# WHAT TO DO
Go through the records and extract every line with the word "werde".

# DATA ROWS
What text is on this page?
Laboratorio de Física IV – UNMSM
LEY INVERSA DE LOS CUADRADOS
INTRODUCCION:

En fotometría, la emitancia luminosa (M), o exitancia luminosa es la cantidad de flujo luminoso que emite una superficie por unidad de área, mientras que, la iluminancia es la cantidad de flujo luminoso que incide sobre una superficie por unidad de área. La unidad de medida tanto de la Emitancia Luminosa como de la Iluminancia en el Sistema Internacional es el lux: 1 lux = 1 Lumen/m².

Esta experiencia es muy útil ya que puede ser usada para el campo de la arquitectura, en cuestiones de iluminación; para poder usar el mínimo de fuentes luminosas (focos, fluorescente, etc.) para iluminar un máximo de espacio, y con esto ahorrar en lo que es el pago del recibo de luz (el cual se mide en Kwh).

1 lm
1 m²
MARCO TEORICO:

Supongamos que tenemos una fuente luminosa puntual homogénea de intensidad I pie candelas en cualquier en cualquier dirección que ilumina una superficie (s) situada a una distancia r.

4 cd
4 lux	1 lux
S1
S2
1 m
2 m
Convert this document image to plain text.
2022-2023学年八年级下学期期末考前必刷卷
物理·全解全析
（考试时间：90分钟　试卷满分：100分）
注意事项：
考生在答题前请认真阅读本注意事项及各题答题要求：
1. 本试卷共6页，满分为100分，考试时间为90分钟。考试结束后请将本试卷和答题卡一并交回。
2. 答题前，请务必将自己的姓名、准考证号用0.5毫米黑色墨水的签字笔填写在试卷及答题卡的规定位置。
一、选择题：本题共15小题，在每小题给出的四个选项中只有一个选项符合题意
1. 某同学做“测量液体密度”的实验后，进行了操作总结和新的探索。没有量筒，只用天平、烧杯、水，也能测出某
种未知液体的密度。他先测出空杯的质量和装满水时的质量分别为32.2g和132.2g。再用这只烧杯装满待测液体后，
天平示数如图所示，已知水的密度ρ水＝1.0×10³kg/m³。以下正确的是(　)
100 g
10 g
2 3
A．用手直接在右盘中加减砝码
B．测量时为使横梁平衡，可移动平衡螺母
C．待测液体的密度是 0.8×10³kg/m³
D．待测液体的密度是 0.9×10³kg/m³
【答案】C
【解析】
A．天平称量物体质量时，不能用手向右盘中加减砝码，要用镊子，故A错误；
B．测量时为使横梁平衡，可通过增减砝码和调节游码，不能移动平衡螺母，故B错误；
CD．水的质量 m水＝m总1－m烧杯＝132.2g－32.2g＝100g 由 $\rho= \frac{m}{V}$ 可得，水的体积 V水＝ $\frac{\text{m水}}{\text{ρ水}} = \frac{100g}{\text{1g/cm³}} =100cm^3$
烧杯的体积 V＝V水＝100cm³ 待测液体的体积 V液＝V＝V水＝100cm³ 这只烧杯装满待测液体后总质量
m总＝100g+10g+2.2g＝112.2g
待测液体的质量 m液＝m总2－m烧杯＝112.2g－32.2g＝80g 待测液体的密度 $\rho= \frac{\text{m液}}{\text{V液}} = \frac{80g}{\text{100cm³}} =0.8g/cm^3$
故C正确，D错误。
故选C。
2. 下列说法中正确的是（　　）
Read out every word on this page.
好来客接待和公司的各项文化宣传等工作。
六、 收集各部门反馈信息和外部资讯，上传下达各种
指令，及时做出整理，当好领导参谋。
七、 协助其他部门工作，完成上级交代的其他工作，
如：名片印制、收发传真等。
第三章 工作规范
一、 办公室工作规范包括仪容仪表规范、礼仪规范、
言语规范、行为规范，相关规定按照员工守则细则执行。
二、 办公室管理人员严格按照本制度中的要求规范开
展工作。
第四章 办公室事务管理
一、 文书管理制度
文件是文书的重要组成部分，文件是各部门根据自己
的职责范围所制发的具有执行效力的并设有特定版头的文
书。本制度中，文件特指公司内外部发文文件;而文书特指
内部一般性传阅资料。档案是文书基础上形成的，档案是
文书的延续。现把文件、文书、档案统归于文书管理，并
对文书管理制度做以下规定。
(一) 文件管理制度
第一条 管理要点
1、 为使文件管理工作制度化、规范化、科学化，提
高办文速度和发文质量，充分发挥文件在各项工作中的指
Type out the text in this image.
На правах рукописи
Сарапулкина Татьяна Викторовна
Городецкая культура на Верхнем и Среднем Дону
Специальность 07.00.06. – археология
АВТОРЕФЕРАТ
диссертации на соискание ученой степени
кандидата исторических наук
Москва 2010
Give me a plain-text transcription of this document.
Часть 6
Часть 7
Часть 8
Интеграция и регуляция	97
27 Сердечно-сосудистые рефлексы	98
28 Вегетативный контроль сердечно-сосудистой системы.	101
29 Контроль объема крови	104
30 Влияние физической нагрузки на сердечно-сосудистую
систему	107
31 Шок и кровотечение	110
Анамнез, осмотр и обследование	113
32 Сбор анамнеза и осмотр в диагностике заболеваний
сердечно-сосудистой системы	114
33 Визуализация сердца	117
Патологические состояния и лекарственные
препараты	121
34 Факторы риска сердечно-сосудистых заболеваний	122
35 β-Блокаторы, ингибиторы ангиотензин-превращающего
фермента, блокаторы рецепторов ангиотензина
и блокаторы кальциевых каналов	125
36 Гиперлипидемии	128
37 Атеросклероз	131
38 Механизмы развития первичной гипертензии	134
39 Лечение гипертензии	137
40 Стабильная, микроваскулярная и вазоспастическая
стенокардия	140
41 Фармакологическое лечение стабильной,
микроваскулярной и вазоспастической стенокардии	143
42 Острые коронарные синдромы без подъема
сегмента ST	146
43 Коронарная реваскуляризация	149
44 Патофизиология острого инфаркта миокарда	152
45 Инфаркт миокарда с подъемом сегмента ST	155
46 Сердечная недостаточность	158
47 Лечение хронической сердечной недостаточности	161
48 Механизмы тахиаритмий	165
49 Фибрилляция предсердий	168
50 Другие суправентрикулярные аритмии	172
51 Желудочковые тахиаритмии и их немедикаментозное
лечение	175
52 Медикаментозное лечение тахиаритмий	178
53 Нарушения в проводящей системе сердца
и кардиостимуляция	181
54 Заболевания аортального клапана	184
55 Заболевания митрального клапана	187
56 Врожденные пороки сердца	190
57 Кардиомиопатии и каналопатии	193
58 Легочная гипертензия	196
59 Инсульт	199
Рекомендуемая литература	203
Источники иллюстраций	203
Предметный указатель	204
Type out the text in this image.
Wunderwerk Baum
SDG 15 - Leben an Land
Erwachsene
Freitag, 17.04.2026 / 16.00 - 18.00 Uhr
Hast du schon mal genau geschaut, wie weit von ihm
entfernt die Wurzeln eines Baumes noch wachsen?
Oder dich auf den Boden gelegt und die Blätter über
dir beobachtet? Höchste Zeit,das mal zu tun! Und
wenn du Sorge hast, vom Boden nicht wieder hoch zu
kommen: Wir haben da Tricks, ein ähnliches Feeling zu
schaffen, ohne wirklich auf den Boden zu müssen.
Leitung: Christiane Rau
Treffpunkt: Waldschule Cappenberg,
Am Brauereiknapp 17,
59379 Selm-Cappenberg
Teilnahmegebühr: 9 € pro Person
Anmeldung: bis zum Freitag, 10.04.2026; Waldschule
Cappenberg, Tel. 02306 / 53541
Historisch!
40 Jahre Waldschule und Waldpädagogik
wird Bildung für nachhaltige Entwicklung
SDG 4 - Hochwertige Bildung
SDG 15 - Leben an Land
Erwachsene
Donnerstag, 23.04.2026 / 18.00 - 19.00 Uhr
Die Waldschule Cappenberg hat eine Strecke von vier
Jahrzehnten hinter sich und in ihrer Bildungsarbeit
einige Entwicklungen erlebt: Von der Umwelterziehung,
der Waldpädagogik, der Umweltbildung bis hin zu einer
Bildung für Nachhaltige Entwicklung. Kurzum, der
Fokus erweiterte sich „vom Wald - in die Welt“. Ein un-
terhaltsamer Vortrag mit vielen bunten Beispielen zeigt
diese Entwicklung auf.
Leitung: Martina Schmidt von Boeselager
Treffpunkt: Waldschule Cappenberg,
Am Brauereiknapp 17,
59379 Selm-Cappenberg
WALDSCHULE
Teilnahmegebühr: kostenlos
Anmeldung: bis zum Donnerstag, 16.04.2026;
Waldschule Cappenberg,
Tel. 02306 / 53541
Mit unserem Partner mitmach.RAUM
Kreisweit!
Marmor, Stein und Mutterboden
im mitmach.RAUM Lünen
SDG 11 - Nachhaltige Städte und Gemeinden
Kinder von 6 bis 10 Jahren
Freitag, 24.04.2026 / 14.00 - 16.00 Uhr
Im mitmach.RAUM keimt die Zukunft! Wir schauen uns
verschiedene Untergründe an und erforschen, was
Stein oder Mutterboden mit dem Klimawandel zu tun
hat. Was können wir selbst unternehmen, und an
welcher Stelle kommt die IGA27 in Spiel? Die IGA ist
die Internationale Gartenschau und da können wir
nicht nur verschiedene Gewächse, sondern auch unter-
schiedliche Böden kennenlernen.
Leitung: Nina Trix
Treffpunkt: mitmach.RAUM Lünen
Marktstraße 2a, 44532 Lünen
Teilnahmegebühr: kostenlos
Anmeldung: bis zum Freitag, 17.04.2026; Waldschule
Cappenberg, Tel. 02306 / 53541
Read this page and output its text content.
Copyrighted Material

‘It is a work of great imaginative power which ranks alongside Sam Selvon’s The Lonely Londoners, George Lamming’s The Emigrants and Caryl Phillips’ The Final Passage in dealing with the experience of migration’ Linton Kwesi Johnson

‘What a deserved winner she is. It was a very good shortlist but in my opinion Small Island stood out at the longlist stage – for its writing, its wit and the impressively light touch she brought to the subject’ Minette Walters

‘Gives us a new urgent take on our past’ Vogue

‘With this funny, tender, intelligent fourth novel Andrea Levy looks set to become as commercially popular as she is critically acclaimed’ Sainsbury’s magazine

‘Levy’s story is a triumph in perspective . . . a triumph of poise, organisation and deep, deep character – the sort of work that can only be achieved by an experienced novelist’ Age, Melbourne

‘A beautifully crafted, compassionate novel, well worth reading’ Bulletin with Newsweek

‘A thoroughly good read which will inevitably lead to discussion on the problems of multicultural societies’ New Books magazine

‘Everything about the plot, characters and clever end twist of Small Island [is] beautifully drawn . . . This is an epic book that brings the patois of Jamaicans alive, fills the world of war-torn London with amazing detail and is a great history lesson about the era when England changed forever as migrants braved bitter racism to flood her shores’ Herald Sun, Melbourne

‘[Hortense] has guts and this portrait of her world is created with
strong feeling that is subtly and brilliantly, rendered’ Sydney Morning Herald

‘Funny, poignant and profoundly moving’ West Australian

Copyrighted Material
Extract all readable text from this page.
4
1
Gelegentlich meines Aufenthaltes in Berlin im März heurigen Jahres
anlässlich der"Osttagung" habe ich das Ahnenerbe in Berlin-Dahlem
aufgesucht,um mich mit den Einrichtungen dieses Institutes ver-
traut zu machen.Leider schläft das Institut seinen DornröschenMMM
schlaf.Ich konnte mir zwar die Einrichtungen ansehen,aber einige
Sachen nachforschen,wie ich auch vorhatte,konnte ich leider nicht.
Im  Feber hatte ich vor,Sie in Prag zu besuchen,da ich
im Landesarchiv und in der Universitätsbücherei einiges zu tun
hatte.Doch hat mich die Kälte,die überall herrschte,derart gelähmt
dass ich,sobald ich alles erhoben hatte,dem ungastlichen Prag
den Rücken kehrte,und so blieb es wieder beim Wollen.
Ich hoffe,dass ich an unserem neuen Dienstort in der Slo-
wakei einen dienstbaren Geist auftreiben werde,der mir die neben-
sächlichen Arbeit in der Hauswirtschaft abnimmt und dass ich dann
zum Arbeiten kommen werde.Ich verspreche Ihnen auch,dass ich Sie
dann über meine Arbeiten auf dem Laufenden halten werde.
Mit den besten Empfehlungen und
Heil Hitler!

# COMPLETE RESPONSE
wakei einen dienstbaren Geist auftreiben werde,der mir die neben-
zum Arbeiten kommen werde.Ich verspreche Ihnen auch,dass ich Sie
dann über meine Arbeiten auf dem Laufenden halten werde.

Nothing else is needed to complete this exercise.